■ **Short task**
Copy every line, leaving nothing out and adding nothing.

■ **Data supplied**
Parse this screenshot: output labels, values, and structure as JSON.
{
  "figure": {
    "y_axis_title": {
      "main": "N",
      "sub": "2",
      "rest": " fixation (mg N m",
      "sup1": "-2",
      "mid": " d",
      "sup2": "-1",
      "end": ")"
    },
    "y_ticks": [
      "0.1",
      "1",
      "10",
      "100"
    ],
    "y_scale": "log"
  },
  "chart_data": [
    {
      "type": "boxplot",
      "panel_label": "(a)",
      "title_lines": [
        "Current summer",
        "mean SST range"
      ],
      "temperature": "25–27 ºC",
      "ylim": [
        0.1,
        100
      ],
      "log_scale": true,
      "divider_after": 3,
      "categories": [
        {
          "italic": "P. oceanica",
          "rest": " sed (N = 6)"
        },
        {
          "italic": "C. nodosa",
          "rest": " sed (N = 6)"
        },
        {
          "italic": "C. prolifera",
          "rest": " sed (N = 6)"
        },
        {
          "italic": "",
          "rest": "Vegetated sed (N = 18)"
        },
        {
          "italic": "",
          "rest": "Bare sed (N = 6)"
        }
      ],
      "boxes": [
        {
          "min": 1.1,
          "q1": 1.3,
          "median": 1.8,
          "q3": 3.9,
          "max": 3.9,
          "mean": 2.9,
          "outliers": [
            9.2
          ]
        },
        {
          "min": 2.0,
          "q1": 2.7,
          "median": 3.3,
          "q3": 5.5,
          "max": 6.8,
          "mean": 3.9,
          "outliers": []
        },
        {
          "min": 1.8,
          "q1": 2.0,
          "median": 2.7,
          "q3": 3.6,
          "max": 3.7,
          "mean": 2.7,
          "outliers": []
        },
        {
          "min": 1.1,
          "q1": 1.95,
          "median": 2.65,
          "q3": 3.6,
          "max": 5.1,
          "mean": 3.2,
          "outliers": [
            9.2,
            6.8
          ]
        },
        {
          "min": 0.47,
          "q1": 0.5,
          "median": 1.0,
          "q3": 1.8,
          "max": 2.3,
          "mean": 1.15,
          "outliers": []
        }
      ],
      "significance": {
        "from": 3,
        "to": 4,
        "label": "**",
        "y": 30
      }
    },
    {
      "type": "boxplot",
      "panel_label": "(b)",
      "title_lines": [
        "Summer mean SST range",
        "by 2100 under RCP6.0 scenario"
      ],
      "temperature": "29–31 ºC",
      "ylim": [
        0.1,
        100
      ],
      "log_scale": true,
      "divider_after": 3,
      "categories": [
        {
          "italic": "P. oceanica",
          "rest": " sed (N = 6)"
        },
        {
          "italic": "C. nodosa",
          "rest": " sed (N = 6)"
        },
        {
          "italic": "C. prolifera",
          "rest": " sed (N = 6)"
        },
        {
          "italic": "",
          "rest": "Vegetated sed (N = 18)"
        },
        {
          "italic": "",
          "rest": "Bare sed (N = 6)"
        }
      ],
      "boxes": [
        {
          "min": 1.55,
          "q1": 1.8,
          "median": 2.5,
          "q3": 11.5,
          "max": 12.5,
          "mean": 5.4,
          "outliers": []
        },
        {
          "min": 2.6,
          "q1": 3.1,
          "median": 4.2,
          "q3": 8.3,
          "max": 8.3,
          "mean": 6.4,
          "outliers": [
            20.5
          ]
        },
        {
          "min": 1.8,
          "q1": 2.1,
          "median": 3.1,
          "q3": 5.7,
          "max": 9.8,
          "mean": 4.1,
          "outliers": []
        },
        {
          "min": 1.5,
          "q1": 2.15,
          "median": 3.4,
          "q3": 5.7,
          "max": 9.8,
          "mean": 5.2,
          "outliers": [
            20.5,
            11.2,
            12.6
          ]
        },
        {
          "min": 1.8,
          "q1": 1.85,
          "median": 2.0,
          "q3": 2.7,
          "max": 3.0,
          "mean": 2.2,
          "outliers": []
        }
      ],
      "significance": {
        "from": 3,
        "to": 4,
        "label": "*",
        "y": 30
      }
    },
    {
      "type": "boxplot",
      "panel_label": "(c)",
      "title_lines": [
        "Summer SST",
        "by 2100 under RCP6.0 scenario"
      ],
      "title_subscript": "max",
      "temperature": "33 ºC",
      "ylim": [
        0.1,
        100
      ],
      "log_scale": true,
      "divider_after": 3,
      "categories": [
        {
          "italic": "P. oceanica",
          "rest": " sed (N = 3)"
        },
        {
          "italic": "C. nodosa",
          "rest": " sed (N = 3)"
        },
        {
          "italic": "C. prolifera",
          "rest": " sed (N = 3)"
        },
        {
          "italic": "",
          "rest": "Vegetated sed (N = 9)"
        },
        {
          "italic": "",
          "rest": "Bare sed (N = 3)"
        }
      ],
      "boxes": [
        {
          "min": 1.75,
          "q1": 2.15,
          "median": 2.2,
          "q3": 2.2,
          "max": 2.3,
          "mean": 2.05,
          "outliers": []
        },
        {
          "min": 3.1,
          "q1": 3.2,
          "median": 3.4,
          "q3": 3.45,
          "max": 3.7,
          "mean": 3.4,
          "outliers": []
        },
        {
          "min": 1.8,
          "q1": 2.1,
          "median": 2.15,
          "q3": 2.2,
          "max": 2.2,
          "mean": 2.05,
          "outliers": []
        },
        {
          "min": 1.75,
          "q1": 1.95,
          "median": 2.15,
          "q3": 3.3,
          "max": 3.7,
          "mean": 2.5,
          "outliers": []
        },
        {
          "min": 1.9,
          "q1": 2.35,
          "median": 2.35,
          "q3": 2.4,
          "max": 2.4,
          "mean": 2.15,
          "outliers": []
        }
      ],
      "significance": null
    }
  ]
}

■ **Output for this exercise**
Parse this screenshot: output labels, values, and structure as JSON.
{
  "figure": {
    "y_axis_title": {
      "main": "N",
      "sub": "2",
      "rest": " fixation (mg N m",
      "sup1": "-2",
      "mid": " d",
      "sup2": "-1",
      "end": ")"
    },
    "y_ticks": [
      "0.1",
      "1",
      "10",
      "100"
    ],
    "y_scale": "log"
  },
  "chart_data": [
    {
      "type": "boxplot",
      "panel_label": "(a)",
      "title_lines": [
        "Current summer",
        "mean SST range"
      ],
      "temperature": "25–27 ºC",
      "ylim": [
        0.1,
        100
      ],
      "log_scale": true,
      "divider_after": 3,
      "categories": [
        {
          "italic": "P. oceanica",
          "rest": " sed (N = 6)"
        },
        {
          "italic": "C. nodosa",
          "rest": " sed (N = 6)"
        },
        {
          "italic": "C. prolifera",
          "rest": " sed (N = 6)"
        },
        {
          "italic": "",
          "rest": "Vegetated sed (N = 18)"
        },
        {
          "italic": "",
          "rest": "Bare sed (N = 6)"
        }
      ],
      "boxes": [
        {
          "min": 1.1,
          "q1": 1.3,
          "median": 1.8,
          "q3": 3.9,
          "max": 3.9,
          "mean": 2.9,
          "outliers": [
            9.2
          ]
        },
        {
          "min": 2.0,
          "q1": 2.7,
          "median": 3.3,
          "q3": 5.5,
          "max": 6.8,
          "mean": 3.9,
          "outliers": []
        },
        {
          "min": 1.8,
          "q1": 2.0,
          "median": 2.7,
          "q3": 3.6,
          "max": 3.7,
          "mean": 2.7,
          "outliers": []
        },
        {
          "min": 1.1,
          "q1": 1.95,
          "median": 2.65,
          "q3": 3.6,
          "max": 5.1,
          "mean": 3.2,
          "outliers": [
            9.2,
            6.8
          ]
        },
        {
          "min": 0.47,
          "q1": 0.5,
          "median": 1.0,
          "q3": 1.8,
          "max": 2.3,
          "mean": 1.15,
          "outliers": []
        }
      ],
      "significance": {
        "from": 3,
        "to": 4,
        "label": "**",
        "y": 30
      }
    },
    {
      "type": "boxplot",
      "panel_label": "(b)",
      "title_lines": [
        "Summer mean SST range",
        "by 2100 under RCP6.0 scenario"
      ],
      "temperature": "29–31 ºC",
      "ylim": [
        0.1,
        100
      ],
      "log_scale": true,
      "divider_after": 3,
      "categories": [
        {
          "italic": "P. oceanica",
          "rest": " sed (N = 6)"
        },
        {
          "italic": "C. nodosa",
          "rest": " sed (N = 6)"
        },
        {
          "italic": "C. prolifera",
          "rest": " sed (N = 6)"
        },
        {
          "italic": "",
          "rest": "Vegetated sed (N = 18)"
        },
        {
          "italic": "",
          "rest": "Bare sed (N = 6)"
        }
      ],
      "boxes": [
        {
          "min": 1.55,
          "q1": 1.8,
          "median": 2.5,
          "q3": 11.5,
          "max": 12.5,
          "mean": 5.4,
          "outliers": []
        },
        {
          "min": 2.6,
          "q1": 3.1,
          "median": 4.2,
          "q3": 8.3,
          "max": 8.3,
          "mean": 6.4,
          "outliers": [
            20.5
          ]
        },
        {
          "min": 1.8,
          "q1": 2.1,
          "median": 3.1,
          "q3": 5.7,
          "max": 9.8,
          "mean": 4.1,
          "outliers": []
        },
        {
          "min": 1.5,
          "q1": 2.15,
          "median": 3.4,
          "q3": 5.7,
          "max": 9.8,
          "mean": 5.2,
          "outliers": [
            20.5,
            11.2,
            12.6
          ]
        },
        {
          "min": 1.8,
          "q1": 1.85,
          "median": 2.0,
          "q3": 2.7,
          "max": 3.0,
          "mean": 2.2,
          "outliers": []
        }
      ],
      "significance": {
        "from": 3,
        "to": 4,
        "label": "*",
        "y": 30
      }
    },
    {
      "type": "boxplot",
      "panel_label": "(c)",
      "title_lines": [
        "Summer SST",
        "by 2100 under RCP6.0 scenario"
      ],
      "title_subscript": "max",
      "temperature": "33 ºC",
      "ylim": [
        0.1,
        100
      ],
      "log_scale": true,
      "divider_after": 3,
      "categories": [
        {
          "italic": "P. oceanica",
          "rest": " sed (N = 3)"
        },
        {
          "italic": "C. nodosa",
          "rest": " sed (N = 3)"
        },
        {
          "italic": "C. prolifera",
          "rest": " sed (N = 3)"
        },
        {
          "italic": "",
          "rest": "Vegetated sed (N = 9)"
        },
        {
          "italic": "",
          "rest": "Bare sed (N = 3)"
        }
      ],
      "boxes": [
        {
          "min": 1.75,
          "q1": 2.15,
          "median": 2.2,
          "q3": 2.2,
          "max": 2.3,
          "mean": 2.05,
          "outliers": []
        },
        {
          "min": 3.1,
          "q1": 3.2,
          "median": 3.4,
          "q3": 3.45,
          "max": 3.7,
          "mean": 3.4,
          "outliers": []
        },
        {
          "min": 1.8,
          "q1": 2.1,
          "median": 2.15,
          "q3": 2.2,
          "max": 2.2,
          "mean": 2.05,
          "outliers": []
        },
        {
          "min": 1.75,
          "q1": 1.95,
          "median": 2.15,
          "q3": 3.3,
          "max": 3.7,
          "mean": 2.5,
          "outliers": []
        },
        {
          "min": 1.9,
          "q1": 2.35,
          "median": 2.35,
          "q3": 2.4,
          "max": 2.4,
          "mean": 2.15,
          "outliers": []
        }
      ],
      "significance": null
    }
  ]
}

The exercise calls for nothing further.